Entries shown.
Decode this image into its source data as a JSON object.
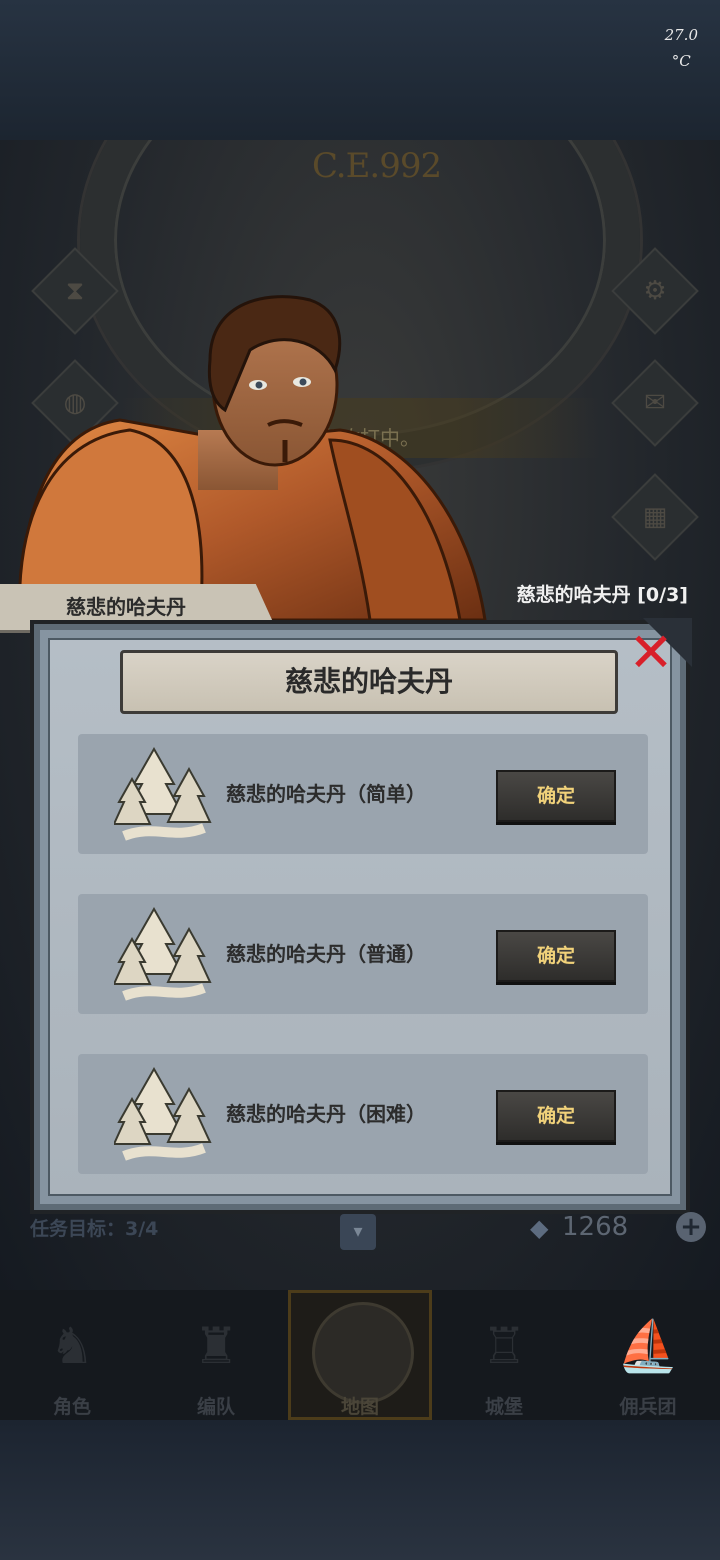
{
  "status": {
    "temperature": "27.0",
    "temperature_unit": "°C"
  },
  "map": {
    "year": "C.E.992",
    "banner_text": "堡垒攻打中。"
  },
  "npc": {
    "name": "慈悲的哈夫丹",
    "quest_progress": "慈悲的哈夫丹 [0/3]"
  },
  "dialog": {
    "title": "慈悲的哈夫丹",
    "options": [
      {
        "label": "慈悲的哈夫丹（简单）",
        "button": "确定"
      },
      {
        "label": "慈悲的哈夫丹（普通）",
        "button": "确定"
      },
      {
        "label": "慈悲的哈夫丹（困难）",
        "button": "确定"
      }
    ]
  },
  "hud": {
    "task_target": "任务目标：3/4",
    "gems": "1268"
  },
  "nav": {
    "items": [
      {
        "label": "角色",
        "icon": "knight-icon"
      },
      {
        "label": "编队",
        "icon": "helmet-icon"
      },
      {
        "label": "地图",
        "icon": "compass-icon"
      },
      {
        "label": "城堡",
        "icon": "castle-icon"
      },
      {
        "label": "佣兵团",
        "icon": "ship-icon"
      }
    ],
    "active": "地图"
  },
  "colors": {
    "close_red": "#d8202a",
    "button_text": "#f1d27a",
    "panel_bg": "#aab3bb"
  }
}
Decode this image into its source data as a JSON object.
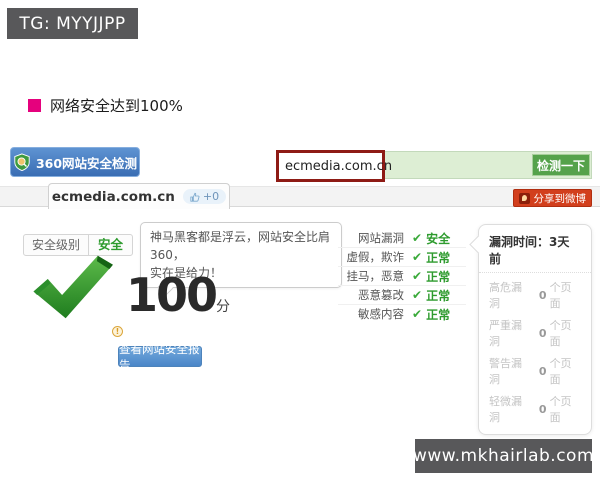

Task goal. Copy the records exactly as they appear, excluding images.

Expected answer.
Decode this image into its source data as a JSON object.
{
  "status": {
    "temperature": "27.0",
    "temperature_unit": "°C"
  },
  "map": {
    "year": "C.E.992",
    "banner_text": "堡垒攻打中。"
  },
  "npc": {
    "name": "慈悲的哈夫丹",
    "quest_progress": "慈悲的哈夫丹 [0/3]"
  },
  "dialog": {
    "title": "慈悲的哈夫丹",
    "options": [
      {
        "label": "慈悲的哈夫丹（简单）",
        "button": "确定"
      },
      {
        "label": "慈悲的哈夫丹（普通）",
        "button": "确定"
      },
      {
        "label": "慈悲的哈夫丹（困难）",
        "button": "确定"
      }
    ]
  },
  "hud": {
    "task_target": "任务目标：3/4",
    "gems": "1268"
  },
  "nav": {
    "items": [
      {
        "label": "角色",
        "icon": "knight-icon"
      },
      {
        "label": "编队",
        "icon": "helmet-icon"
      },
      {
        "label": "地图",
        "icon": "compass-icon"
      },
      {
        "label": "城堡",
        "icon": "castle-icon"
      },
      {
        "label": "佣兵团",
        "icon": "ship-icon"
      }
    ],
    "active": "地图"
  },
  "colors": {
    "close_red": "#d8202a",
    "button_text": "#f1d27a",
    "panel_bg": "#aab3bb"
  }
}
Decode this image into its source data as a JSON object.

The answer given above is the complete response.